■ **DATA ROWS**

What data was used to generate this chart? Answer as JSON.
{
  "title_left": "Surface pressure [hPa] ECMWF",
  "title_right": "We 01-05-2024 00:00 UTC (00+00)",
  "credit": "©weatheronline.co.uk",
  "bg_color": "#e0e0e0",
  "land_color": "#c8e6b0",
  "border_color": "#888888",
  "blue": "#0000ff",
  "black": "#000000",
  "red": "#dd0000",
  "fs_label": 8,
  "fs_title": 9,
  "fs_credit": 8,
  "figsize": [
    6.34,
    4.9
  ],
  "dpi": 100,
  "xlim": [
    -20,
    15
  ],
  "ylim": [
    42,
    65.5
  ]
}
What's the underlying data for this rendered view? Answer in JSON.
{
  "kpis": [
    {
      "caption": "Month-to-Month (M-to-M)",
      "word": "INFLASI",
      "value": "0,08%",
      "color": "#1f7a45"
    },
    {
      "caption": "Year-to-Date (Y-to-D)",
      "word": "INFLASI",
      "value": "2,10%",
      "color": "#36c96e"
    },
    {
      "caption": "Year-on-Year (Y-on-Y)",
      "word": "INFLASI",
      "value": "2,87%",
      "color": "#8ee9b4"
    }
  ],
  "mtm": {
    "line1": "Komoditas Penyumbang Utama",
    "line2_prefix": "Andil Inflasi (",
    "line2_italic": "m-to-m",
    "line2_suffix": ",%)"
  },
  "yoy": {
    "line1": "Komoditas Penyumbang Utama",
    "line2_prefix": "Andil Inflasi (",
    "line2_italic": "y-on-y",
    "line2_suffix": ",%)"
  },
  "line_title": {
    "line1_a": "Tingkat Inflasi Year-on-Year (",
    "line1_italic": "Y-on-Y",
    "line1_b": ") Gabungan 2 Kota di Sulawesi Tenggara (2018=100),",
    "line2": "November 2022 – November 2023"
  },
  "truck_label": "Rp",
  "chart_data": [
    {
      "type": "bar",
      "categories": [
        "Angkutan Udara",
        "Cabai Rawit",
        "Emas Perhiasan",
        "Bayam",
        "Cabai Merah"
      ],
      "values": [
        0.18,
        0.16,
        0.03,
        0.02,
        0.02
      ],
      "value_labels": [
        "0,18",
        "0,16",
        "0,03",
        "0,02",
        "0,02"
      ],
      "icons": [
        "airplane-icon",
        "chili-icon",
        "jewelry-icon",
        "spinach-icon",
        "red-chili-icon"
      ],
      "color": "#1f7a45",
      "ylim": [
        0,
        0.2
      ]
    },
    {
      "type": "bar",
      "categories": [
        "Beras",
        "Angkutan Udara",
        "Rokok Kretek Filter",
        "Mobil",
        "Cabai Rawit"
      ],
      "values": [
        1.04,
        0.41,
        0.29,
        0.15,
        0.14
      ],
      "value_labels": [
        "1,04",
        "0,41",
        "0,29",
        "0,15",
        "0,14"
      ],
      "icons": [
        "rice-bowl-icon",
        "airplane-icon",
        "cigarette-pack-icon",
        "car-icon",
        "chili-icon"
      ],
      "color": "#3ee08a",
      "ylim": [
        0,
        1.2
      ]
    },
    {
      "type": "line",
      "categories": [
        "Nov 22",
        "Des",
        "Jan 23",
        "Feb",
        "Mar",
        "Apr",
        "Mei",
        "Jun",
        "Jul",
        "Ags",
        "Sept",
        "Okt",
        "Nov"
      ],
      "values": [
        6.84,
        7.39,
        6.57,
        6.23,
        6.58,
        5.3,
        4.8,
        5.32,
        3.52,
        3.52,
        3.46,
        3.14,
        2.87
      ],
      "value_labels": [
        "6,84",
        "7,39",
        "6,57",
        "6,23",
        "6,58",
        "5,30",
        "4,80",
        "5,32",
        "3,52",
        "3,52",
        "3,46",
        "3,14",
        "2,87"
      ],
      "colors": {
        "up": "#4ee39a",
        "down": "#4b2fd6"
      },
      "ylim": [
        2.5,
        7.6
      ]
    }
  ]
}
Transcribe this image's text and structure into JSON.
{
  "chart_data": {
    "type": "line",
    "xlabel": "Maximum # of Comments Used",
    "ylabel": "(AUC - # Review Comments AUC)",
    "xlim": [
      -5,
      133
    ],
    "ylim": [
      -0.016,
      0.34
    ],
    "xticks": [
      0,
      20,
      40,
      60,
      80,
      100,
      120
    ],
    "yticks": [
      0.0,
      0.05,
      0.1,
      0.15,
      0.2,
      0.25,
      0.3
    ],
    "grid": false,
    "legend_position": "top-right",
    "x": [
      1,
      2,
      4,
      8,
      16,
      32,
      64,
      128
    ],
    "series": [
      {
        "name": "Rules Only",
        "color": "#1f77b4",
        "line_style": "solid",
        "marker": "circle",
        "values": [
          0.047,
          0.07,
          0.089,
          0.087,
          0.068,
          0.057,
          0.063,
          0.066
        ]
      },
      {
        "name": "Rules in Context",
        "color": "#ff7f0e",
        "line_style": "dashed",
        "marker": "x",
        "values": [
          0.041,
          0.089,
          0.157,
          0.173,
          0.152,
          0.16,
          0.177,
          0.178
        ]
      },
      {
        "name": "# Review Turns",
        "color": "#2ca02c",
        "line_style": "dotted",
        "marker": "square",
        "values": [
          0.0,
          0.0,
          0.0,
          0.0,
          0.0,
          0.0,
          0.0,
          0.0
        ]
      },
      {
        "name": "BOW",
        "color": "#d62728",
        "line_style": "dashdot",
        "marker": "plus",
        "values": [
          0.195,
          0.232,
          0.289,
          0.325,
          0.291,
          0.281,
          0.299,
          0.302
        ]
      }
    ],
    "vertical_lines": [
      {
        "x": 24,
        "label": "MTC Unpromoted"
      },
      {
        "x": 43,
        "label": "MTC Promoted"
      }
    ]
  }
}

■ **JOB**
Would you reproduce the material above in full, exactly as given?

■ **EXERCISE ANSWER**
What data was used to generate this chart? Answer as JSON.
{
  "title_left": "Surface pressure [hPa] ECMWF",
  "title_right": "We 01-05-2024 00:00 UTC (00+00)",
  "credit": "©weatheronline.co.uk",
  "bg_color": "#e0e0e0",
  "land_color": "#c8e6b0",
  "border_color": "#888888",
  "blue": "#0000ff",
  "black": "#000000",
  "red": "#dd0000",
  "fs_label": 8,
  "fs_title": 9,
  "fs_credit": 8,
  "figsize": [
    6.34,
    4.9
  ],
  "dpi": 100,
  "xlim": [
    -20,
    15
  ],
  "ylim": [
    42,
    65.5
  ]
}
What's the underlying data for this rendered view? Answer in JSON.
{
  "kpis": [
    {
      "caption": "Month-to-Month (M-to-M)",
      "word": "INFLASI",
      "value": "0,08%",
      "color": "#1f7a45"
    },
    {
      "caption": "Year-to-Date (Y-to-D)",
      "word": "INFLASI",
      "value": "2,10%",
      "color": "#36c96e"
    },
    {
      "caption": "Year-on-Year (Y-on-Y)",
      "word": "INFLASI",
      "value": "2,87%",
      "color": "#8ee9b4"
    }
  ],
  "mtm": {
    "line1": "Komoditas Penyumbang Utama",
    "line2_prefix": "Andil Inflasi (",
    "line2_italic": "m-to-m",
    "line2_suffix": ",%)"
  },
  "yoy": {
    "line1": "Komoditas Penyumbang Utama",
    "line2_prefix": "Andil Inflasi (",
    "line2_italic": "y-on-y",
    "line2_suffix": ",%)"
  },
  "line_title": {
    "line1_a": "Tingkat Inflasi Year-on-Year (",
    "line1_italic": "Y-on-Y",
    "line1_b": ") Gabungan 2 Kota di Sulawesi Tenggara (2018=100),",
    "line2": "November 2022 – November 2023"
  },
  "truck_label": "Rp",
  "chart_data": [
    {
      "type": "bar",
      "categories": [
        "Angkutan Udara",
        "Cabai Rawit",
        "Emas Perhiasan",
        "Bayam",
        "Cabai Merah"
      ],
      "values": [
        0.18,
        0.16,
        0.03,
        0.02,
        0.02
      ],
      "value_labels": [
        "0,18",
        "0,16",
        "0,03",
        "0,02",
        "0,02"
      ],
      "icons": [
        "airplane-icon",
        "chili-icon",
        "jewelry-icon",
        "spinach-icon",
        "red-chili-icon"
      ],
      "color": "#1f7a45",
      "ylim": [
        0,
        0.2
      ]
    },
    {
      "type": "bar",
      "categories": [
        "Beras",
        "Angkutan Udara",
        "Rokok Kretek Filter",
        "Mobil",
        "Cabai Rawit"
      ],
      "values": [
        1.04,
        0.41,
        0.29,
        0.15,
        0.14
      ],
      "value_labels": [
        "1,04",
        "0,41",
        "0,29",
        "0,15",
        "0,14"
      ],
      "icons": [
        "rice-bowl-icon",
        "airplane-icon",
        "cigarette-pack-icon",
        "car-icon",
        "chili-icon"
      ],
      "color": "#3ee08a",
      "ylim": [
        0,
        1.2
      ]
    },
    {
      "type": "line",
      "categories": [
        "Nov 22",
        "Des",
        "Jan 23",
        "Feb",
        "Mar",
        "Apr",
        "Mei",
        "Jun",
        "Jul",
        "Ags",
        "Sept",
        "Okt",
        "Nov"
      ],
      "values": [
        6.84,
        7.39,
        6.57,
        6.23,
        6.58,
        5.3,
        4.8,
        5.32,
        3.52,
        3.52,
        3.46,
        3.14,
        2.87
      ],
      "value_labels": [
        "6,84",
        "7,39",
        "6,57",
        "6,23",
        "6,58",
        "5,30",
        "4,80",
        "5,32",
        "3,52",
        "3,52",
        "3,46",
        "3,14",
        "2,87"
      ],
      "colors": {
        "up": "#4ee39a",
        "down": "#4b2fd6"
      },
      "ylim": [
        2.5,
        7.6
      ]
    }
  ]
}
Transcribe this image's text and structure into JSON.
{
  "chart_data": {
    "type": "line",
    "xlabel": "Maximum # of Comments Used",
    "ylabel": "(AUC - # Review Comments AUC)",
    "xlim": [
      -5,
      133
    ],
    "ylim": [
      -0.016,
      0.34
    ],
    "xticks": [
      0,
      20,
      40,
      60,
      80,
      100,
      120
    ],
    "yticks": [
      0.0,
      0.05,
      0.1,
      0.15,
      0.2,
      0.25,
      0.3
    ],
    "grid": false,
    "legend_position": "top-right",
    "x": [
      1,
      2,
      4,
      8,
      16,
      32,
      64,
      128
    ],
    "series": [
      {
        "name": "Rules Only",
        "color": "#1f77b4",
        "line_style": "solid",
        "marker": "circle",
        "values": [
          0.047,
          0.07,
          0.089,
          0.087,
          0.068,
          0.057,
          0.063,
          0.066
        ]
      },
      {
        "name": "Rules in Context",
        "color": "#ff7f0e",
        "line_style": "dashed",
        "marker": "x",
        "values": [
          0.041,
          0.089,
          0.157,
          0.173,
          0.152,
          0.16,
          0.177,
          0.178
        ]
      },
      {
        "name": "# Review Turns",
        "color": "#2ca02c",
        "line_style": "dotted",
        "marker": "square",
        "values": [
          0.0,
          0.0,
          0.0,
          0.0,
          0.0,
          0.0,
          0.0,
          0.0
        ]
      },
      {
        "name": "BOW",
        "color": "#d62728",
        "line_style": "dashdot",
        "marker": "plus",
        "values": [
          0.195,
          0.232,
          0.289,
          0.325,
          0.291,
          0.281,
          0.299,
          0.302
        ]
      }
    ],
    "vertical_lines": [
      {
        "x": 24,
        "label": "MTC Unpromoted"
      },
      {
        "x": 43,
        "label": "MTC Promoted"
      }
    ]
  }
}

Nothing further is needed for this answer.